----- INPUT FOR THIS TASK -----

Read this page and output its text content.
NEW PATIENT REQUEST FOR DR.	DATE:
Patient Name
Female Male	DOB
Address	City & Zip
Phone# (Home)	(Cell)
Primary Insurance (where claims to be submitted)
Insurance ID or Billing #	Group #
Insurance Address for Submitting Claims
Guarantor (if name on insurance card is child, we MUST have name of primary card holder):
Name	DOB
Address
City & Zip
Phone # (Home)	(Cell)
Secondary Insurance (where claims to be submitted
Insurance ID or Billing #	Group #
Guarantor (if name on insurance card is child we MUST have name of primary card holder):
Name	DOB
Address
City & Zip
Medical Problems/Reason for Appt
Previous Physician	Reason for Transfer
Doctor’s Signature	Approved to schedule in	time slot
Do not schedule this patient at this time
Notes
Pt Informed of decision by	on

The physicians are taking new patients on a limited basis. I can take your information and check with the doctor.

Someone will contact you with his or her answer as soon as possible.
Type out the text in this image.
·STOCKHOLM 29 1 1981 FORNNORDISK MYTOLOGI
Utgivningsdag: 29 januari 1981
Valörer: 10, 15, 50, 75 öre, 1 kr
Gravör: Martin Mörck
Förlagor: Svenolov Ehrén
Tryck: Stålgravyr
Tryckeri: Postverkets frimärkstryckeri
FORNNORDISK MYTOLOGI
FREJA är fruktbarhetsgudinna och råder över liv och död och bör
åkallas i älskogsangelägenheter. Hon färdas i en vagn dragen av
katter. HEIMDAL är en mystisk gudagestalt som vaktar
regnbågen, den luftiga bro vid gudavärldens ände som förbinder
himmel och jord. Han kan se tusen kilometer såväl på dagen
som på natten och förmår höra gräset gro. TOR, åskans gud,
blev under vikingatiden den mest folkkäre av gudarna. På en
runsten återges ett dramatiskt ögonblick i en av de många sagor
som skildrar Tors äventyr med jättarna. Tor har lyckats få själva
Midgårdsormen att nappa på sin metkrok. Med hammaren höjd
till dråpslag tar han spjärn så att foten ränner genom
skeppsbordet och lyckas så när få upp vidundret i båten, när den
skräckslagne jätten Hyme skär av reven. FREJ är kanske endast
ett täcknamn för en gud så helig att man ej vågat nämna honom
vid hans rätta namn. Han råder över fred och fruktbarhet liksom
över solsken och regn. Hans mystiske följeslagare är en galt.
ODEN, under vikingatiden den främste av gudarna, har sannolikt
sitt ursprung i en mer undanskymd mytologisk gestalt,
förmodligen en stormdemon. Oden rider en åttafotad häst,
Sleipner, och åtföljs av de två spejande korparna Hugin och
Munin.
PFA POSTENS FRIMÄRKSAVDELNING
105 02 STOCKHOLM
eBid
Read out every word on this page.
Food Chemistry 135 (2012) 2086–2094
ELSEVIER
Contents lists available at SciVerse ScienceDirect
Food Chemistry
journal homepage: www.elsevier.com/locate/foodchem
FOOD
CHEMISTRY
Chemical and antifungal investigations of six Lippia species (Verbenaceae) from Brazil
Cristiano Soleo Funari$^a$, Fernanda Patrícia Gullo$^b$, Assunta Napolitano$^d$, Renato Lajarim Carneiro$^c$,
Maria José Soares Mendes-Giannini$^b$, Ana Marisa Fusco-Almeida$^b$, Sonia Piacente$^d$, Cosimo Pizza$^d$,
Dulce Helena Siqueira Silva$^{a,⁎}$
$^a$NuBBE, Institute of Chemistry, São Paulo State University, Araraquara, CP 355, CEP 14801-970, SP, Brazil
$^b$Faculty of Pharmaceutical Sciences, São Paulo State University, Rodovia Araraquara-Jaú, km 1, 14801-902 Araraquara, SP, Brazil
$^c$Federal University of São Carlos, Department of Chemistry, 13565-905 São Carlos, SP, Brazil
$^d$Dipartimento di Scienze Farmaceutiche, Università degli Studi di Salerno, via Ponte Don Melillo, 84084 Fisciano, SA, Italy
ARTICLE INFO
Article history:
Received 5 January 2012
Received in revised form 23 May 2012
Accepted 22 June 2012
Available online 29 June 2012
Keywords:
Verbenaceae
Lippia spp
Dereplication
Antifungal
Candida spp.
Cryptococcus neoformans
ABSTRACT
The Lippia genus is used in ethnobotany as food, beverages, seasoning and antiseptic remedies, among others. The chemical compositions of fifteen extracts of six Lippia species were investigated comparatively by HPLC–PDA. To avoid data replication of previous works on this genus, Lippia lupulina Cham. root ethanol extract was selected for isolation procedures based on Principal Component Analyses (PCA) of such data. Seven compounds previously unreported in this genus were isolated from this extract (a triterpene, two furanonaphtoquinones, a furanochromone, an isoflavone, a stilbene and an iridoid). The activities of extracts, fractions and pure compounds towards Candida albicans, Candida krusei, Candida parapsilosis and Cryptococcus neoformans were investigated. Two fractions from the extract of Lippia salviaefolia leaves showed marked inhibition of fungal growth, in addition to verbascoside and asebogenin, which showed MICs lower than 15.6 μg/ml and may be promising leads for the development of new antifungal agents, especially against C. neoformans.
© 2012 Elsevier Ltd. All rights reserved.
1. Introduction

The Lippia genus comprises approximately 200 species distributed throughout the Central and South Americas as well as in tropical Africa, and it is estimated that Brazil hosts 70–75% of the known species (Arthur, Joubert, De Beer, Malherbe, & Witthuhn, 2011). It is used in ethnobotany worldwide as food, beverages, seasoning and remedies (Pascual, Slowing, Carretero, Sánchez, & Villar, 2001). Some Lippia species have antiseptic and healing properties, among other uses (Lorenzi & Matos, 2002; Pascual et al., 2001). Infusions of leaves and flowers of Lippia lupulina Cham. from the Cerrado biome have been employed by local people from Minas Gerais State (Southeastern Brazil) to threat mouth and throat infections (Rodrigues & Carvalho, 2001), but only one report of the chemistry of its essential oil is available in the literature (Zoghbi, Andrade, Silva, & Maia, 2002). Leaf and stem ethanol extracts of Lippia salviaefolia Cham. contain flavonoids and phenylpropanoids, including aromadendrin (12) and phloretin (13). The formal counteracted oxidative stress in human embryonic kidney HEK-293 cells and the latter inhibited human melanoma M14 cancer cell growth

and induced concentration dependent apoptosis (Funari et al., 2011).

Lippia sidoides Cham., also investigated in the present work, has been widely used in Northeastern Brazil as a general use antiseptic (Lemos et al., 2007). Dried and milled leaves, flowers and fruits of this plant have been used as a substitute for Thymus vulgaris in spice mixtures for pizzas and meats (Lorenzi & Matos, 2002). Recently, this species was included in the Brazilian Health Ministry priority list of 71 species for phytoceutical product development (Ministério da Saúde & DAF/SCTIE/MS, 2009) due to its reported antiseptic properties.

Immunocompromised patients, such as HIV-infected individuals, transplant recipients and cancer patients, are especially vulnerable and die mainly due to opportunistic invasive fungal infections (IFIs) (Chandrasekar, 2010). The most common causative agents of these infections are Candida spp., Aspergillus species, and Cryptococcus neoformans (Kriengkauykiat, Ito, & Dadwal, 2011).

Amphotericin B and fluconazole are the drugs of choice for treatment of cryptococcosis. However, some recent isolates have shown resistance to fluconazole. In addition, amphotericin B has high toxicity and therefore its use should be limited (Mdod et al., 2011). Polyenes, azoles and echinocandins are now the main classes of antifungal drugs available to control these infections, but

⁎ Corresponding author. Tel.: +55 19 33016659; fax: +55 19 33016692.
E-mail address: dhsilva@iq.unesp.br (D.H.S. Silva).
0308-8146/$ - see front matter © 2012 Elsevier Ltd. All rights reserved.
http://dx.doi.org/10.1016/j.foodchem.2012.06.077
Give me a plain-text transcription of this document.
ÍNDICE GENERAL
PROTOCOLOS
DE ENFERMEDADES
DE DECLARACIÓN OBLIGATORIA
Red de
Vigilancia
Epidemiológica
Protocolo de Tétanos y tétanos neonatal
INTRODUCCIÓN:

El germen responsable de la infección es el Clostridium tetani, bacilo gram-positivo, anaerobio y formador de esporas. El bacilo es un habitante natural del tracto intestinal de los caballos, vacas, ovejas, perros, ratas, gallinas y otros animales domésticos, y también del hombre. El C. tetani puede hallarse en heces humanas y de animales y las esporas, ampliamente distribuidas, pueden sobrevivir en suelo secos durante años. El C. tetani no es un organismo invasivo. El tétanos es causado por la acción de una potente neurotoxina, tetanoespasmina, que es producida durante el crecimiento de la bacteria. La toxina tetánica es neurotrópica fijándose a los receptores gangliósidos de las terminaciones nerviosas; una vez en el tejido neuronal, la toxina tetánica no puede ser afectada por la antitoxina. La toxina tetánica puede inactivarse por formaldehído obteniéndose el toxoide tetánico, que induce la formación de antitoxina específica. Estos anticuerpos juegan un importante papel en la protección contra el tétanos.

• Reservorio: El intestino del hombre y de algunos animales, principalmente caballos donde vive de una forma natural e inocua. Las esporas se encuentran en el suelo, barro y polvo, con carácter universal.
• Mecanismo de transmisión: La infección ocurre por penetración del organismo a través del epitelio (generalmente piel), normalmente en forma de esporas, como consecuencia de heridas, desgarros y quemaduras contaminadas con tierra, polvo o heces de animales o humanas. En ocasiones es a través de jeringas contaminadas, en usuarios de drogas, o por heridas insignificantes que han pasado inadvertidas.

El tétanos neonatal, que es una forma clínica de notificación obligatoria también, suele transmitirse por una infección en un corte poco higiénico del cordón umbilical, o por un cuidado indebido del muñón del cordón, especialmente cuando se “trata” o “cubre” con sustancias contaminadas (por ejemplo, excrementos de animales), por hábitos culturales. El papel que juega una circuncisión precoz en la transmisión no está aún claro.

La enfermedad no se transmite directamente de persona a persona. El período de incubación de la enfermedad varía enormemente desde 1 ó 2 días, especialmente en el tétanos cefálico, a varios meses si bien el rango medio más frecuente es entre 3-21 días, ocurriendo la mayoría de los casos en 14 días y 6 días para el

-----

Show the lines above that include "June".

[FINISHED EXERCISE]:
Accepted 22 June 2012
Available online 29 June 2012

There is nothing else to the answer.